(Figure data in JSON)
-.-.-

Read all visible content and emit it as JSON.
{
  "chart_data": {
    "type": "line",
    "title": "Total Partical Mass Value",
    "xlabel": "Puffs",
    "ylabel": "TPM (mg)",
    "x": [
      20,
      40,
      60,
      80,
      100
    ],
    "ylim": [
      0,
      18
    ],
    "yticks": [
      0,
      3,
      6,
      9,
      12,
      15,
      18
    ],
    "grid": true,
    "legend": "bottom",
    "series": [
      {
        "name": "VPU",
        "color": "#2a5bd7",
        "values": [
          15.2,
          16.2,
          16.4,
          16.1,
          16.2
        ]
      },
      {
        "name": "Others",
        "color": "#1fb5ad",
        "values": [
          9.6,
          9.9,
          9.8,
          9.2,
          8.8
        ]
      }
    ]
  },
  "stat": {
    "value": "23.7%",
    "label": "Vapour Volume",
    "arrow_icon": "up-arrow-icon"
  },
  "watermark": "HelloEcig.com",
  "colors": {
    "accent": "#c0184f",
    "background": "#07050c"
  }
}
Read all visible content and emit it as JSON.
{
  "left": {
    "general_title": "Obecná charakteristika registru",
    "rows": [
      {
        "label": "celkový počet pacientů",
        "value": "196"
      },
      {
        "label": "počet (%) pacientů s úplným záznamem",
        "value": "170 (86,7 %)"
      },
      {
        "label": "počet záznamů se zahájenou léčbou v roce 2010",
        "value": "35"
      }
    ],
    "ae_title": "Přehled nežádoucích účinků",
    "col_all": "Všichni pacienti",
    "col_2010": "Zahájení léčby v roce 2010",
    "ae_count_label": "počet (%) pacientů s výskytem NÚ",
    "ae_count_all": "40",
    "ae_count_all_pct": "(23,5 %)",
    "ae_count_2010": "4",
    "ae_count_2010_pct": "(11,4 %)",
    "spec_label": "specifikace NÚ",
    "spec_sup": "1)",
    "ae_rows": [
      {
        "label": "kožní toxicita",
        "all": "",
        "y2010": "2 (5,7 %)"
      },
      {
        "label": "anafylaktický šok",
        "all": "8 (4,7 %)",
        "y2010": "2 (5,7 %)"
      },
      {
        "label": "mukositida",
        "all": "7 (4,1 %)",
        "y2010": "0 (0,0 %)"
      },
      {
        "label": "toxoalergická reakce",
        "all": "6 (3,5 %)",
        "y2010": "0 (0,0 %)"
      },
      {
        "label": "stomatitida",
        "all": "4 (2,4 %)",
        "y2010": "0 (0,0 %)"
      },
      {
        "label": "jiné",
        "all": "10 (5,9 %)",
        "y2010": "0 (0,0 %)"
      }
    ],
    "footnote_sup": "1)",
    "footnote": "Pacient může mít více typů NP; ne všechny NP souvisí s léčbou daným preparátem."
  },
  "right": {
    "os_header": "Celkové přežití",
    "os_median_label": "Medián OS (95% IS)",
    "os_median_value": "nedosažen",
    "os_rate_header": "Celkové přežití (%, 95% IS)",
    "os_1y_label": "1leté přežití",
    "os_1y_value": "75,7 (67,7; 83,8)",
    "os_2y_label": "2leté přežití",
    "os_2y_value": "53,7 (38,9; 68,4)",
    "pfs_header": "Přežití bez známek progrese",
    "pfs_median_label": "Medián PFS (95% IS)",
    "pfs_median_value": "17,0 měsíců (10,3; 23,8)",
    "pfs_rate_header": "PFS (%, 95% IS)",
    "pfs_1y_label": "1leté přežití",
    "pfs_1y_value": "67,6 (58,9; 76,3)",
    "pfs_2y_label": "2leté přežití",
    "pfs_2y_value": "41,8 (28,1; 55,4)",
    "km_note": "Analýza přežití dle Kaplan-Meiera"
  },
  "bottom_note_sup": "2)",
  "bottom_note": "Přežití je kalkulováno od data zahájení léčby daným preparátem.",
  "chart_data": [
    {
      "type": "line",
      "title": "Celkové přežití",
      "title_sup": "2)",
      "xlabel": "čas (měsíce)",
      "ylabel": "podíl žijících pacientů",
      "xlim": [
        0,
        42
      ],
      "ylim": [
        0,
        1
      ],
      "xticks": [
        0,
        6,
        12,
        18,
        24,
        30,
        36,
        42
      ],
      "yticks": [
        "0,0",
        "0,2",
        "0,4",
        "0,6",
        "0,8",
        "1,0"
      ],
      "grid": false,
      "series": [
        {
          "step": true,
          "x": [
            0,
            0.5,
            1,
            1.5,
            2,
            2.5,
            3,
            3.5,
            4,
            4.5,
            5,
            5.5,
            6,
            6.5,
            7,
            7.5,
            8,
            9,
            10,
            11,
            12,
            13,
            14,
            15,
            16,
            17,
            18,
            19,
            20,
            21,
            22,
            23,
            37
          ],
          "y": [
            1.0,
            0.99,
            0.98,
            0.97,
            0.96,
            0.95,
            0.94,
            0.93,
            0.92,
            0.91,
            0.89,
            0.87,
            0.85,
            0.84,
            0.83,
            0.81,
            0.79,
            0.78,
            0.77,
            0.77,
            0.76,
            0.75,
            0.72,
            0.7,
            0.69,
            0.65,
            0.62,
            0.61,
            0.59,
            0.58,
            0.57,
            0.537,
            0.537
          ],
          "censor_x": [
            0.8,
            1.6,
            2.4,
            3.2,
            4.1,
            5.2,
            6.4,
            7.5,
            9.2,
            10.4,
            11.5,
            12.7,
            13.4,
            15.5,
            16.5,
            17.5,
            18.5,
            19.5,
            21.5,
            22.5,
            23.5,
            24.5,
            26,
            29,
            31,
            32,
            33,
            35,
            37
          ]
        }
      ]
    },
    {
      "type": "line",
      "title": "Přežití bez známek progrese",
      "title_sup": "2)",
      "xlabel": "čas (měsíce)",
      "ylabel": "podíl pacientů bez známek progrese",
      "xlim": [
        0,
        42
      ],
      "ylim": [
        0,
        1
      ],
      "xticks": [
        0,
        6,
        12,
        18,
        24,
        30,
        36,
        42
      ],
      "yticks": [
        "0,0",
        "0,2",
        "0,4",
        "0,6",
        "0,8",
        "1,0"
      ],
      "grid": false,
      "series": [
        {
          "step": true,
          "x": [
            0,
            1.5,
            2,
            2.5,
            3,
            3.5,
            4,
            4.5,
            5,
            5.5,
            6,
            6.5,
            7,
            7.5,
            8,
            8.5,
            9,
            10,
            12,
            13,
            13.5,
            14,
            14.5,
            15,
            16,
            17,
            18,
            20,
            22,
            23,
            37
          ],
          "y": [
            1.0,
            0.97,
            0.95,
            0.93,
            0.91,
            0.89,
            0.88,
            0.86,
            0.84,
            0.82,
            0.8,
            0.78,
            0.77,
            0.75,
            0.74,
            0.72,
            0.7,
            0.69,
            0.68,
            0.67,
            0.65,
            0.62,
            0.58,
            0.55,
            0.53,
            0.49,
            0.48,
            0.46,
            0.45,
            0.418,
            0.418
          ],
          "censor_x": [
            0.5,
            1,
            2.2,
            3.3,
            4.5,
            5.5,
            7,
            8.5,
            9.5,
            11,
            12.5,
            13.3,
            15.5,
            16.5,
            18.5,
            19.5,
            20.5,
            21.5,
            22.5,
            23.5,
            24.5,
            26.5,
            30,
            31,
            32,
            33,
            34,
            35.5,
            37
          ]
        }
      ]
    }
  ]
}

-.-.-

▶ [WHAT IS REQUIRED] Every record above should be output exactly.

▶ [EXERCISE SOLUTION]
Read all visible content and emit it as JSON.
{
  "chart_data": {
    "type": "line",
    "title": "Total Partical Mass Value",
    "xlabel": "Puffs",
    "ylabel": "TPM (mg)",
    "x": [
      20,
      40,
      60,
      80,
      100
    ],
    "ylim": [
      0,
      18
    ],
    "yticks": [
      0,
      3,
      6,
      9,
      12,
      15,
      18
    ],
    "grid": true,
    "legend": "bottom",
    "series": [
      {
        "name": "VPU",
        "color": "#2a5bd7",
        "values": [
          15.2,
          16.2,
          16.4,
          16.1,
          16.2
        ]
      },
      {
        "name": "Others",
        "color": "#1fb5ad",
        "values": [
          9.6,
          9.9,
          9.8,
          9.2,
          8.8
        ]
      }
    ]
  },
  "stat": {
    "value": "23.7%",
    "label": "Vapour Volume",
    "arrow_icon": "up-arrow-icon"
  },
  "watermark": "HelloEcig.com",
  "colors": {
    "accent": "#c0184f",
    "background": "#07050c"
  }
}
Read all visible content and emit it as JSON.
{
  "left": {
    "general_title": "Obecná charakteristika registru",
    "rows": [
      {
        "label": "celkový počet pacientů",
        "value": "196"
      },
      {
        "label": "počet (%) pacientů s úplným záznamem",
        "value": "170 (86,7 %)"
      },
      {
        "label": "počet záznamů se zahájenou léčbou v roce 2010",
        "value": "35"
      }
    ],
    "ae_title": "Přehled nežádoucích účinků",
    "col_all": "Všichni pacienti",
    "col_2010": "Zahájení léčby v roce 2010",
    "ae_count_label": "počet (%) pacientů s výskytem NÚ",
    "ae_count_all": "40",
    "ae_count_all_pct": "(23,5 %)",
    "ae_count_2010": "4",
    "ae_count_2010_pct": "(11,4 %)",
    "spec_label": "specifikace NÚ",
    "spec_sup": "1)",
    "ae_rows": [
      {
        "label": "kožní toxicita",
        "all": "",
        "y2010": "2 (5,7 %)"
      },
      {
        "label": "anafylaktický šok",
        "all": "8 (4,7 %)",
        "y2010": "2 (5,7 %)"
      },
      {
        "label": "mukositida",
        "all": "7 (4,1 %)",
        "y2010": "0 (0,0 %)"
      },
      {
        "label": "toxoalergická reakce",
        "all": "6 (3,5 %)",
        "y2010": "0 (0,0 %)"
      },
      {
        "label": "stomatitida",
        "all": "4 (2,4 %)",
        "y2010": "0 (0,0 %)"
      },
      {
        "label": "jiné",
        "all": "10 (5,9 %)",
        "y2010": "0 (0,0 %)"
      }
    ],
    "footnote_sup": "1)",
    "footnote": "Pacient může mít více typů NP; ne všechny NP souvisí s léčbou daným preparátem."
  },
  "right": {
    "os_header": "Celkové přežití",
    "os_median_label": "Medián OS (95% IS)",
    "os_median_value": "nedosažen",
    "os_rate_header": "Celkové přežití (%, 95% IS)",
    "os_1y_label": "1leté přežití",
    "os_1y_value": "75,7 (67,7; 83,8)",
    "os_2y_label": "2leté přežití",
    "os_2y_value": "53,7 (38,9; 68,4)",
    "pfs_header": "Přežití bez známek progrese",
    "pfs_median_label": "Medián PFS (95% IS)",
    "pfs_median_value": "17,0 měsíců (10,3; 23,8)",
    "pfs_rate_header": "PFS (%, 95% IS)",
    "pfs_1y_label": "1leté přežití",
    "pfs_1y_value": "67,6 (58,9; 76,3)",
    "pfs_2y_label": "2leté přežití",
    "pfs_2y_value": "41,8 (28,1; 55,4)",
    "km_note": "Analýza přežití dle Kaplan-Meiera"
  },
  "bottom_note_sup": "2)",
  "bottom_note": "Přežití je kalkulováno od data zahájení léčby daným preparátem.",
  "chart_data": [
    {
      "type": "line",
      "title": "Celkové přežití",
      "title_sup": "2)",
      "xlabel": "čas (měsíce)",
      "ylabel": "podíl žijících pacientů",
      "xlim": [
        0,
        42
      ],
      "ylim": [
        0,
        1
      ],
      "xticks": [
        0,
        6,
        12,
        18,
        24,
        30,
        36,
        42
      ],
      "yticks": [
        "0,0",
        "0,2",
        "0,4",
        "0,6",
        "0,8",
        "1,0"
      ],
      "grid": false,
      "series": [
        {
          "step": true,
          "x": [
            0,
            0.5,
            1,
            1.5,
            2,
            2.5,
            3,
            3.5,
            4,
            4.5,
            5,
            5.5,
            6,
            6.5,
            7,
            7.5,
            8,
            9,
            10,
            11,
            12,
            13,
            14,
            15,
            16,
            17,
            18,
            19,
            20,
            21,
            22,
            23,
            37
          ],
          "y": [
            1.0,
            0.99,
            0.98,
            0.97,
            0.96,
            0.95,
            0.94,
            0.93,
            0.92,
            0.91,
            0.89,
            0.87,
            0.85,
            0.84,
            0.83,
            0.81,
            0.79,
            0.78,
            0.77,
            0.77,
            0.76,
            0.75,
            0.72,
            0.7,
            0.69,
            0.65,
            0.62,
            0.61,
            0.59,
            0.58,
            0.57,
            0.537,
            0.537
          ],
          "censor_x": [
            0.8,
            1.6,
            2.4,
            3.2,
            4.1,
            5.2,
            6.4,
            7.5,
            9.2,
            10.4,
            11.5,
            12.7,
            13.4,
            15.5,
            16.5,
            17.5,
            18.5,
            19.5,
            21.5,
            22.5,
            23.5,
            24.5,
            26,
            29,
            31,
            32,
            33,
            35,
            37
          ]
        }
      ]
    },
    {
      "type": "line",
      "title": "Přežití bez známek progrese",
      "title_sup": "2)",
      "xlabel": "čas (měsíce)",
      "ylabel": "podíl pacientů bez známek progrese",
      "xlim": [
        0,
        42
      ],
      "ylim": [
        0,
        1
      ],
      "xticks": [
        0,
        6,
        12,
        18,
        24,
        30,
        36,
        42
      ],
      "yticks": [
        "0,0",
        "0,2",
        "0,4",
        "0,6",
        "0,8",
        "1,0"
      ],
      "grid": false,
      "series": [
        {
          "step": true,
          "x": [
            0,
            1.5,
            2,
            2.5,
            3,
            3.5,
            4,
            4.5,
            5,
            5.5,
            6,
            6.5,
            7,
            7.5,
            8,
            8.5,
            9,
            10,
            12,
            13,
            13.5,
            14,
            14.5,
            15,
            16,
            17,
            18,
            20,
            22,
            23,
            37
          ],
          "y": [
            1.0,
            0.97,
            0.95,
            0.93,
            0.91,
            0.89,
            0.88,
            0.86,
            0.84,
            0.82,
            0.8,
            0.78,
            0.77,
            0.75,
            0.74,
            0.72,
            0.7,
            0.69,
            0.68,
            0.67,
            0.65,
            0.62,
            0.58,
            0.55,
            0.53,
            0.49,
            0.48,
            0.46,
            0.45,
            0.418,
            0.418
          ],
          "censor_x": [
            0.5,
            1,
            2.2,
            3.3,
            4.5,
            5.5,
            7,
            8.5,
            9.5,
            11,
            12.5,
            13.3,
            15.5,
            16.5,
            18.5,
            19.5,
            20.5,
            21.5,
            22.5,
            23.5,
            24.5,
            26.5,
            30,
            31,
            32,
            33,
            34,
            35.5,
            37
          ]
        }
      ]
    }
  ]
}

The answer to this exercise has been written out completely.